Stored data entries
***

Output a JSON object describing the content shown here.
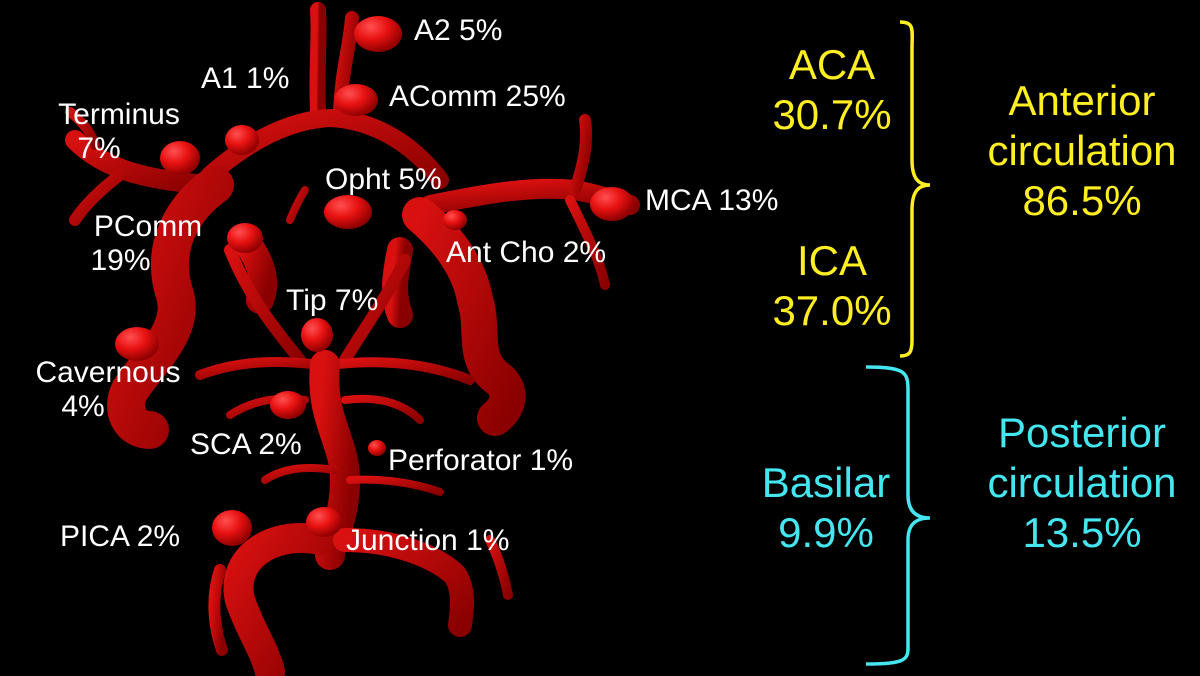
{
  "colors": {
    "background": "#000000",
    "vessel": "#c60b0b",
    "vessel_dark": "#7d0000",
    "aneurysm": "#e81212",
    "label_white": "#ffffff",
    "anterior_yellow": "#ffee22",
    "posterior_cyan": "#44e6f0"
  },
  "labels": {
    "a2": "A2 5%",
    "a1": "A1 1%",
    "acomm": "AComm 25%",
    "terminus_line1": "Terminus",
    "terminus_line2": "7%",
    "opht": "Opht 5%",
    "mca": "MCA 13%",
    "pcomm_line1": "PComm",
    "pcomm_line2": "19%",
    "ant_cho": "Ant Cho 2%",
    "tip": "Tip 7%",
    "cavernous_line1": "Cavernous",
    "cavernous_line2": "4%",
    "sca": "SCA 2%",
    "perforator": "Perforator 1%",
    "pica": "PICA 2%",
    "junction": "Junction 1%"
  },
  "groups": {
    "aca_line1": "ACA",
    "aca_line2": "30.7%",
    "ica_line1": "ICA",
    "ica_line2": "37.0%",
    "basilar_line1": "Basilar",
    "basilar_line2": "9.9%",
    "anterior_line1": "Anterior",
    "anterior_line2": "circulation",
    "anterior_line3": "86.5%",
    "posterior_line1": "Posterior",
    "posterior_line2": "circulation",
    "posterior_line3": "13.5%"
  }
}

***

- **Short problem**
Leave the pictures out and print the records above exactly as they stand.

- **Task output**
Output a JSON object describing the content shown here.
{
  "colors": {
    "background": "#000000",
    "vessel": "#c60b0b",
    "vessel_dark": "#7d0000",
    "aneurysm": "#e81212",
    "label_white": "#ffffff",
    "anterior_yellow": "#ffee22",
    "posterior_cyan": "#44e6f0"
  },
  "labels": {
    "a2": "A2 5%",
    "a1": "A1 1%",
    "acomm": "AComm 25%",
    "terminus_line1": "Terminus",
    "terminus_line2": "7%",
    "opht": "Opht 5%",
    "mca": "MCA 13%",
    "pcomm_line1": "PComm",
    "pcomm_line2": "19%",
    "ant_cho": "Ant Cho 2%",
    "tip": "Tip 7%",
    "cavernous_line1": "Cavernous",
    "cavernous_line2": "4%",
    "sca": "SCA 2%",
    "perforator": "Perforator 1%",
    "pica": "PICA 2%",
    "junction": "Junction 1%"
  },
  "groups": {
    "aca_line1": "ACA",
    "aca_line2": "30.7%",
    "ica_line1": "ICA",
    "ica_line2": "37.0%",
    "basilar_line1": "Basilar",
    "basilar_line2": "9.9%",
    "anterior_line1": "Anterior",
    "anterior_line2": "circulation",
    "anterior_line3": "86.5%",
    "posterior_line1": "Posterior",
    "posterior_line2": "circulation",
    "posterior_line3": "13.5%"
  }
}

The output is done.